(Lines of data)
+++
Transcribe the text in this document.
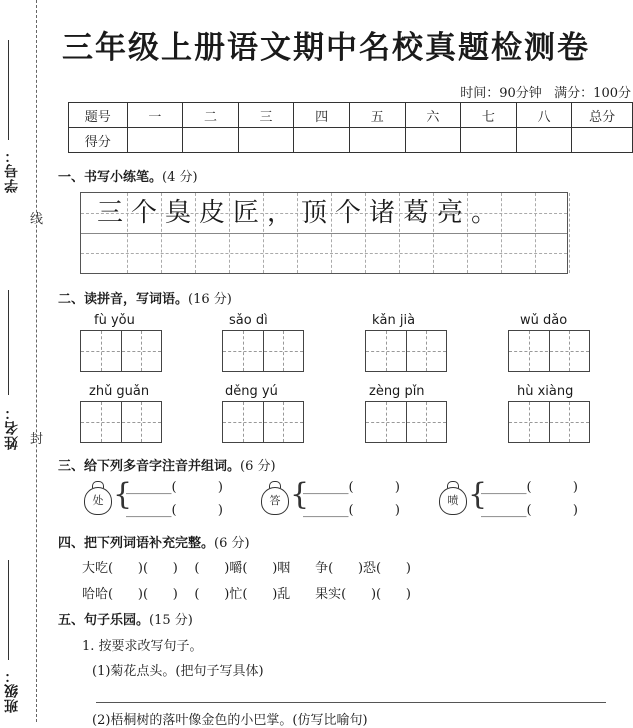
学号：
线
姓名： 封
班级：
三年级上册语文期中名校真题检测卷
时间：90分钟 满分：100分
题号	一	二	三	四	五	六	七	八	总分
得分									
一、书写小练笔。(4 分)
三 个 臭 皮 匠 ， 顶 个 诸 葛 亮 。
二、读拼音，写词语。(16 分)
fù yǒu	sǎo dì	kǎn jià	wǔ dǎo
zhǔ guǎn	děng yú	zèng pǐn	hù xiàng
三、给下列多音字注音并组词。(6 分)
处 {
_______(          )
_______(          )
答 {
_______(          )
_______(          )
喷 {
_______(          )
_______(          )
四、把下列词语补充完整。(6 分)
大吃(      )(      )    (      )嚼(      )咽      争(      )恐(      )
哈哈(      )(      )    (      )忙(      )乱      果实(      )(      )
五、句子乐园。(15 分)
1. 按要求改写句子。
(1)菊花点头。(把句子写具体)
(2)梧桐树的落叶像金色的小巴掌。(仿写比喻句)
+++
• [Written exercise]: Restate the data above word for word. Skip every picture.

• [Task solution]:
Transcribe the text in this document.
学号：
线
姓名： 封
班级：
三年级上册语文期中名校真题检测卷
时间：90分钟 满分：100分
题号	一	二	三	四	五	六	七	八	总分
得分									
一、书写小练笔。(4 分)
三 个 臭 皮 匠 ， 顶 个 诸 葛 亮 。
二、读拼音，写词语。(16 分)
fù yǒu	sǎo dì	kǎn jià	wǔ dǎo
zhǔ guǎn	děng yú	zèng pǐn	hù xiàng
三、给下列多音字注音并组词。(6 分)
处 {
_______(          )
_______(          )
答 {
_______(          )
_______(          )
喷 {
_______(          )
_______(          )
四、把下列词语补充完整。(6 分)
大吃(      )(      )    (      )嚼(      )咽      争(      )恐(      )
哈哈(      )(      )    (      )忙(      )乱      果实(      )(      )
五、句子乐园。(15 分)
1. 按要求改写句子。
(1)菊花点头。(把句子写具体)
(2)梧桐树的落叶像金色的小巴掌。(仿写比喻句)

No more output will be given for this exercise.